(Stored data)
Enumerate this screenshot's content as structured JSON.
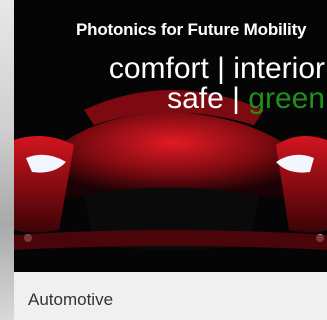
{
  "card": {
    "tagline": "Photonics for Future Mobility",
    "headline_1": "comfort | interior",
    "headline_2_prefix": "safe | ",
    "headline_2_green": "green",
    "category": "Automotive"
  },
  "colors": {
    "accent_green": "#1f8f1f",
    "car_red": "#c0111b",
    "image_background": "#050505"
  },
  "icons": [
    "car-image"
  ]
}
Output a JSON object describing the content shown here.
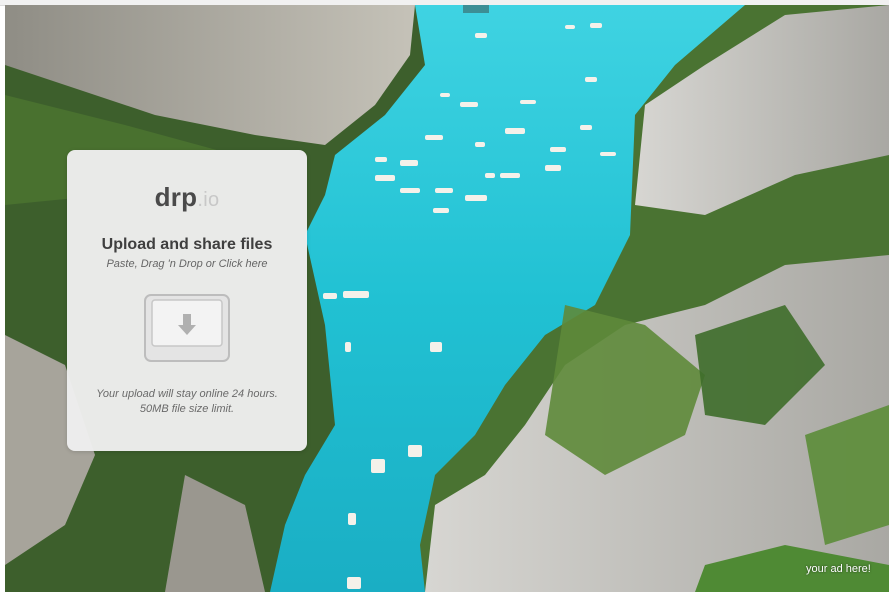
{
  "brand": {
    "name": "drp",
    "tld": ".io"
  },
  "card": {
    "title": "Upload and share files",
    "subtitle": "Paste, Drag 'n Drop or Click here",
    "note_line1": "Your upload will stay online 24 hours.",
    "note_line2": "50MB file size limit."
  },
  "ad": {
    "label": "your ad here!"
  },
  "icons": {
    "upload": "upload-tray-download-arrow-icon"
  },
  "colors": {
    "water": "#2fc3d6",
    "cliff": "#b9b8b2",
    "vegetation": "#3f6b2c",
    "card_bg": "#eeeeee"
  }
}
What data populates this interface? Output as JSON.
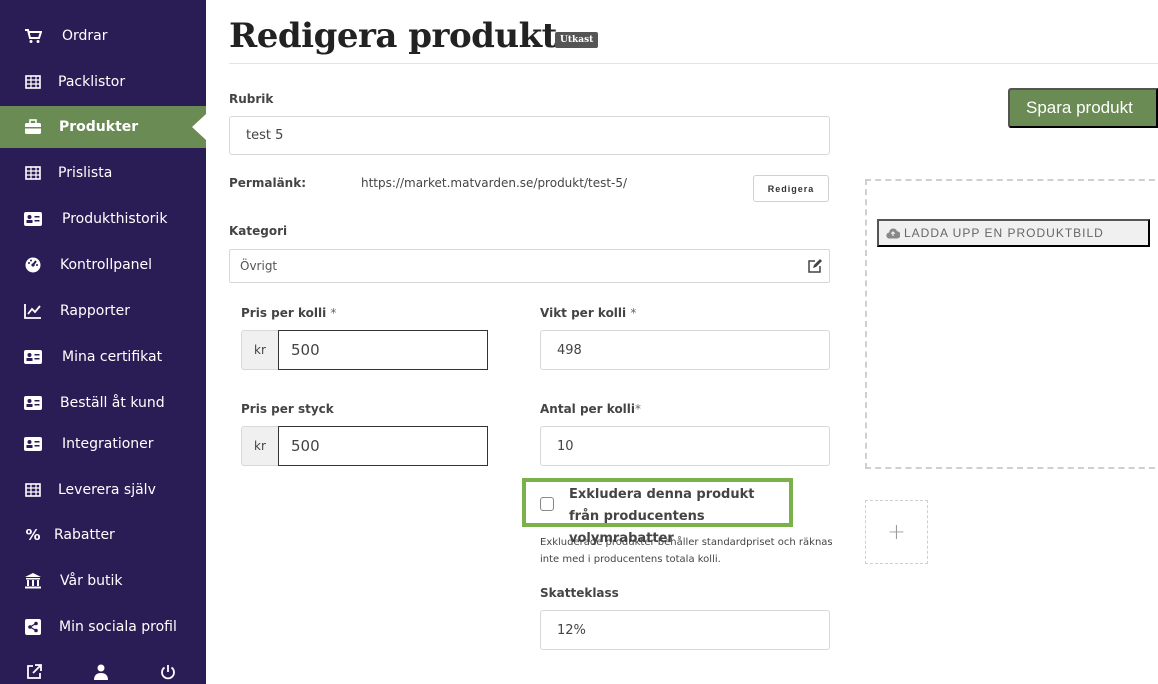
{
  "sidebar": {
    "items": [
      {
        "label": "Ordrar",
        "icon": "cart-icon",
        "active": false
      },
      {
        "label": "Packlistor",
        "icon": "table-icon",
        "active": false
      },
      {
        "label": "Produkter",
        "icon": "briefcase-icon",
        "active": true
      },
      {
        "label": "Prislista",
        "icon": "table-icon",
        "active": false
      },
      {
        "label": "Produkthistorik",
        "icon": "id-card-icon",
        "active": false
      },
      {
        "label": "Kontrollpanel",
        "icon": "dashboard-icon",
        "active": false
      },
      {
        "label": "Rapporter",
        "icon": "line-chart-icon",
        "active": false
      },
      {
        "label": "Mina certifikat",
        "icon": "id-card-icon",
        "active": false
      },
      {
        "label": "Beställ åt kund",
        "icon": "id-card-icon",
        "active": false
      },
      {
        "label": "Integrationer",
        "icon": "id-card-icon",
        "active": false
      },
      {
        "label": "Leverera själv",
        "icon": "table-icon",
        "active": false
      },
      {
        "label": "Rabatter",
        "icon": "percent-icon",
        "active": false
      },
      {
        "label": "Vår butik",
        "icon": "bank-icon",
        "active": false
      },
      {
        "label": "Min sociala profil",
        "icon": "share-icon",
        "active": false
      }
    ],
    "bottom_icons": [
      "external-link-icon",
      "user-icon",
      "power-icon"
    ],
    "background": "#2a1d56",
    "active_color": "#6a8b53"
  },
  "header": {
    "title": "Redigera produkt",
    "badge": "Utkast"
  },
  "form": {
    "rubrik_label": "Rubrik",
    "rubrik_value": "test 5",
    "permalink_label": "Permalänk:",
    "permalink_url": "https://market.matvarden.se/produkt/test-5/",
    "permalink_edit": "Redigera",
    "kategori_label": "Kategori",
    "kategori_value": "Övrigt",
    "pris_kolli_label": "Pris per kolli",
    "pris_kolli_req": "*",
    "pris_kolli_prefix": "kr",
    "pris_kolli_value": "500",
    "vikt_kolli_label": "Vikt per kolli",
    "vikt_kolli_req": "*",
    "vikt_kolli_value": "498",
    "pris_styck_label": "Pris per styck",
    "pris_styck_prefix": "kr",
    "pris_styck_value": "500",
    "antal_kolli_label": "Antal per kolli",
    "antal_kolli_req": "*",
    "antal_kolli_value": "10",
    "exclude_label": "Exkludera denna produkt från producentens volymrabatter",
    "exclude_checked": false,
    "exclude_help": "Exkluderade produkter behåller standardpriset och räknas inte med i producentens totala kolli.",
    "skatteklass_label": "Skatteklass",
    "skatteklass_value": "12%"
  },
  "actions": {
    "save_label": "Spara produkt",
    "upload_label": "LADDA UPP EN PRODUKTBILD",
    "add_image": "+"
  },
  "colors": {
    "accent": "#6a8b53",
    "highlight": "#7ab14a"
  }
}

** REQUIREMENT **
Write the listing above out again exactly, dropping each image.

** COMPLETE RESPONSE **
Enumerate this screenshot's content as structured JSON.
{
  "card": {
    "tagline": "Photonics for Future Mobility",
    "headline_1": "comfort | interior",
    "headline_2_prefix": "safe | ",
    "headline_2_green": "green",
    "category": "Automotive"
  },
  "colors": {
    "accent_green": "#1f8f1f",
    "car_red": "#c0111b",
    "image_background": "#050505"
  },
  "icons": [
    "car-image"
  ]
}
Output a JSON object describing the content shown here.
{
  "brand": {
    "name": "drp",
    "tld": ".io"
  },
  "card": {
    "title": "Upload and share files",
    "subtitle": "Paste, Drag 'n Drop or Click here",
    "note_line1": "Your upload will stay online 24 hours.",
    "note_line2": "50MB file size limit."
  },
  "ad": {
    "label": "your ad here!"
  },
  "icons": {
    "upload": "upload-tray-download-arrow-icon"
  },
  "colors": {
    "water": "#2fc3d6",
    "cliff": "#b9b8b2",
    "vegetation": "#3f6b2c",
    "card_bg": "#eeeeee"
  }
}
What data populates this interface? Output as JSON.
{
  "sidebar": {
    "items": [
      {
        "label": "Ordrar",
        "icon": "cart-icon",
        "active": false
      },
      {
        "label": "Packlistor",
        "icon": "table-icon",
        "active": false
      },
      {
        "label": "Produkter",
        "icon": "briefcase-icon",
        "active": true
      },
      {
        "label": "Prislista",
        "icon": "table-icon",
        "active": false
      },
      {
        "label": "Produkthistorik",
        "icon": "id-card-icon",
        "active": false
      },
      {
        "label": "Kontrollpanel",
        "icon": "dashboard-icon",
        "active": false
      },
      {
        "label": "Rapporter",
        "icon": "line-chart-icon",
        "active": false
      },
      {
        "label": "Mina certifikat",
        "icon": "id-card-icon",
        "active": false
      },
      {
        "label": "Beställ åt kund",
        "icon": "id-card-icon",
        "active": false
      },
      {
        "label": "Integrationer",
        "icon": "id-card-icon",
        "active": false
      },
      {
        "label": "Leverera själv",
        "icon": "table-icon",
        "active": false
      },
      {
        "label": "Rabatter",
        "icon": "percent-icon",
        "active": false
      },
      {
        "label": "Vår butik",
        "icon": "bank-icon",
        "active": false
      },
      {
        "label": "Min sociala profil",
        "icon": "share-icon",
        "active": false
      }
    ],
    "bottom_icons": [
      "external-link-icon",
      "user-icon",
      "power-icon"
    ],
    "background": "#2a1d56",
    "active_color": "#6a8b53"
  },
  "header": {
    "title": "Redigera produkt",
    "badge": "Utkast"
  },
  "form": {
    "rubrik_label": "Rubrik",
    "rubrik_value": "test 5",
    "permalink_label": "Permalänk:",
    "permalink_url": "https://market.matvarden.se/produkt/test-5/",
    "permalink_edit": "Redigera",
    "kategori_label": "Kategori",
    "kategori_value": "Övrigt",
    "pris_kolli_label": "Pris per kolli",
    "pris_kolli_req": "*",
    "pris_kolli_prefix": "kr",
    "pris_kolli_value": "500",
    "vikt_kolli_label": "Vikt per kolli",
    "vikt_kolli_req": "*",
    "vikt_kolli_value": "498",
    "pris_styck_label": "Pris per styck",
    "pris_styck_prefix": "kr",
    "pris_styck_value": "500",
    "antal_kolli_label": "Antal per kolli",
    "antal_kolli_req": "*",
    "antal_kolli_value": "10",
    "exclude_label": "Exkludera denna produkt från producentens volymrabatter",
    "exclude_checked": false,
    "exclude_help": "Exkluderade produkter behåller standardpriset och räknas inte med i producentens totala kolli.",
    "skatteklass_label": "Skatteklass",
    "skatteklass_value": "12%"
  },
  "actions": {
    "save_label": "Spara produkt",
    "upload_label": "LADDA UPP EN PRODUKTBILD",
    "add_image": "+"
  },
  "colors": {
    "accent": "#6a8b53",
    "highlight": "#7ab14a"
  }
}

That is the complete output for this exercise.